Check each line of the material below for "JSON", then copy the ones that contain it.
[start of INPUT FOR THIS TASK]
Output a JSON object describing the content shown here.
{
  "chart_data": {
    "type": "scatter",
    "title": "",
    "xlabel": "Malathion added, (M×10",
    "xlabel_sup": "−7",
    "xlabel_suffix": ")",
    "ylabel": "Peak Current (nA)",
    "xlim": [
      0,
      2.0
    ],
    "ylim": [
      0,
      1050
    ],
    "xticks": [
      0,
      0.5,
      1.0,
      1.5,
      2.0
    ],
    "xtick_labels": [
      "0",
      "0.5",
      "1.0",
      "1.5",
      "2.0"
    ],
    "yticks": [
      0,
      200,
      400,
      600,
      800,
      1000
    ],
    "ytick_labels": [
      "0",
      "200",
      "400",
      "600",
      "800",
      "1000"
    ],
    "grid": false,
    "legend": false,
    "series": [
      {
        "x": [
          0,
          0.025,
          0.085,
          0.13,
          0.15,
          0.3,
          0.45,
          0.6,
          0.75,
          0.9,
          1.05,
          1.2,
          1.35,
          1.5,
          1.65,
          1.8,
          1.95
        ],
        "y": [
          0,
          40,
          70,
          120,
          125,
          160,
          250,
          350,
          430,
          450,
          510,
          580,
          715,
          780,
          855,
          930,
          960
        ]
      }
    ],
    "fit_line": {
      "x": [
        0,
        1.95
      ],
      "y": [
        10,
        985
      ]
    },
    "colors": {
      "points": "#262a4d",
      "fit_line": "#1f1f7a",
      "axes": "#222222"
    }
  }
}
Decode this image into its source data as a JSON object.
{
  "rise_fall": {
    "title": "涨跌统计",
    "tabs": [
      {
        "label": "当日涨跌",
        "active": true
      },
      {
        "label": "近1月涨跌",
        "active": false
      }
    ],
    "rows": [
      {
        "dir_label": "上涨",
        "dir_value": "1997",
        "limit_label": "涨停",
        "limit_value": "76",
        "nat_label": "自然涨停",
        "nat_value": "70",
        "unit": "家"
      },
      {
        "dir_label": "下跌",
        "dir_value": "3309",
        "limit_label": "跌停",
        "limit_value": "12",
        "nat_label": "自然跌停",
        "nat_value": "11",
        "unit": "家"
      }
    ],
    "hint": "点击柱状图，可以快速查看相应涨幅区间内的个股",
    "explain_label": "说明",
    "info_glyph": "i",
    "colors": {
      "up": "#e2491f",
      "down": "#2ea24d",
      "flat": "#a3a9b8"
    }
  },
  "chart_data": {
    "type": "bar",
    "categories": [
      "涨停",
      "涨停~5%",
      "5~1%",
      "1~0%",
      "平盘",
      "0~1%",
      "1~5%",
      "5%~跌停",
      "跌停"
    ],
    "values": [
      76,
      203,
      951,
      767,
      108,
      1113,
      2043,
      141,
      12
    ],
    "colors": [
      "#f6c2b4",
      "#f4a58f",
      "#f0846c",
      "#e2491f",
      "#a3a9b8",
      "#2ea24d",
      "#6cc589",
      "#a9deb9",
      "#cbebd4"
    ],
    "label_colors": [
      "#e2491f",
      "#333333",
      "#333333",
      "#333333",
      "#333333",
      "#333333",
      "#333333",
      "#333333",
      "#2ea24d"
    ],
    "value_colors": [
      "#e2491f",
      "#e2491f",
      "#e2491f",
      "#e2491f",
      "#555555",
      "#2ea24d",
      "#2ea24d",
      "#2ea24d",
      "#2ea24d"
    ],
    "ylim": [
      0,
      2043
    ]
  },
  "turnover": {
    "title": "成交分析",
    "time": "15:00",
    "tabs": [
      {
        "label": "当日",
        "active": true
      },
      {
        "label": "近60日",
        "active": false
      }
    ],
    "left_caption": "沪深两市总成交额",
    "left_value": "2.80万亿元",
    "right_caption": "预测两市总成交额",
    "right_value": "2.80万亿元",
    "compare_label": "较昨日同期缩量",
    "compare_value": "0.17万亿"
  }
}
[end of INPUT FOR THIS TASK]
■ **EXERCISE OUTPUT**
Output a JSON object describing the content shown here.
Decode this image into its source data as a JSON object.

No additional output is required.